Exercise directions
Reply with one number only: the count of lines below that contain the word "description".

-- START Data rows --

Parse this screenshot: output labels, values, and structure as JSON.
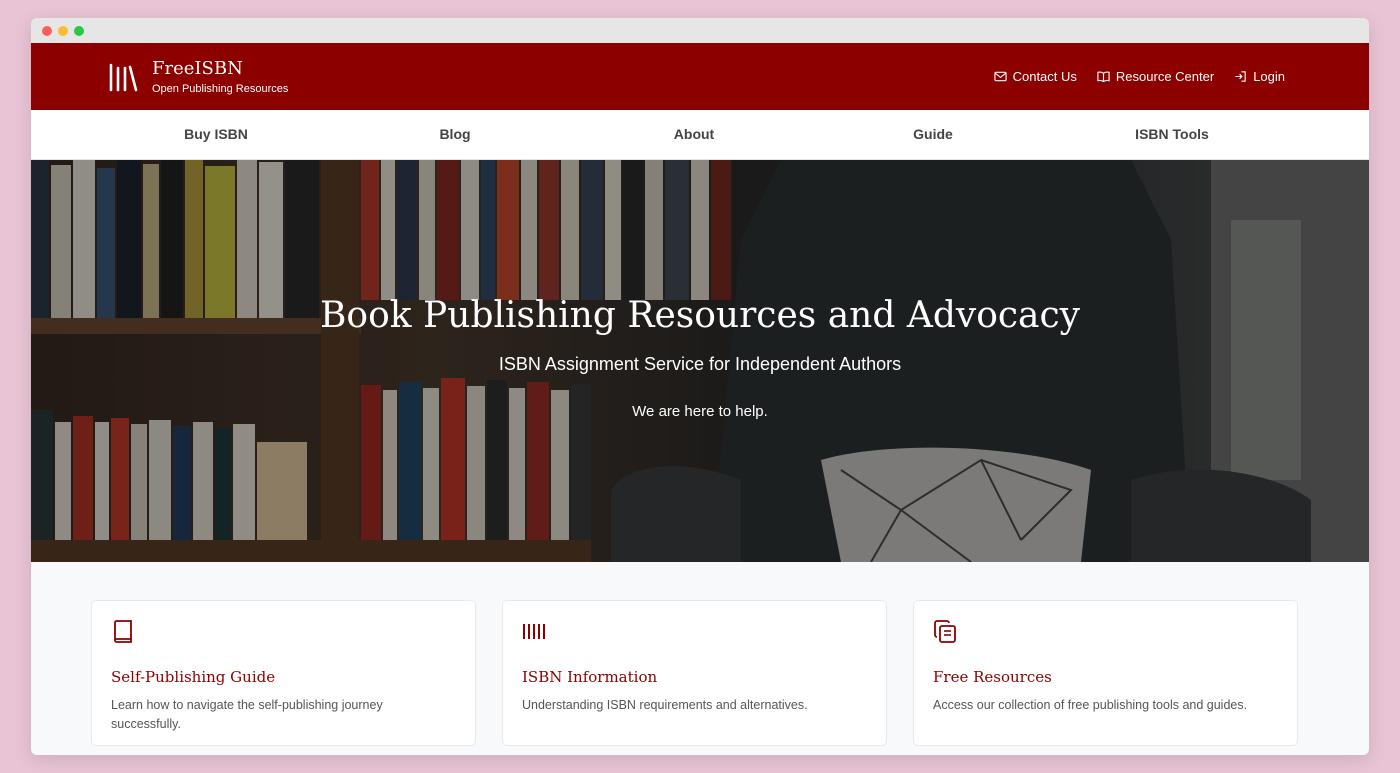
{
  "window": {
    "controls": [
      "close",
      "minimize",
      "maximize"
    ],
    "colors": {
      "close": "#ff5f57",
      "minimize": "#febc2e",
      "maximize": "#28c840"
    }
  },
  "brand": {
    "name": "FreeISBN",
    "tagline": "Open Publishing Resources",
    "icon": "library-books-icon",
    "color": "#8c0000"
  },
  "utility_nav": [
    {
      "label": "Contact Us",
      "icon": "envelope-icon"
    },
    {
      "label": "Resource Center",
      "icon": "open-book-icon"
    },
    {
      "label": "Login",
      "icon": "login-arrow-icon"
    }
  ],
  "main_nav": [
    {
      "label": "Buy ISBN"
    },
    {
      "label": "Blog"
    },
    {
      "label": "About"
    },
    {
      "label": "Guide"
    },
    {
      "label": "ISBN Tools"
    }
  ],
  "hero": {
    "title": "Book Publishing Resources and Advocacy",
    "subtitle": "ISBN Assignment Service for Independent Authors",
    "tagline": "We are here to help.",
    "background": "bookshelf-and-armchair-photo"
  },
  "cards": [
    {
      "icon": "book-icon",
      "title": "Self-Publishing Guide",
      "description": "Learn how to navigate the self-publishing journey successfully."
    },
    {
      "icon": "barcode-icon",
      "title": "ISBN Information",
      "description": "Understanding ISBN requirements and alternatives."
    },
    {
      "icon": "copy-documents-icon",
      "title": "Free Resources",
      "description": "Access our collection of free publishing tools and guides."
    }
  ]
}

-- END Data rows --

Solution to the exercise
3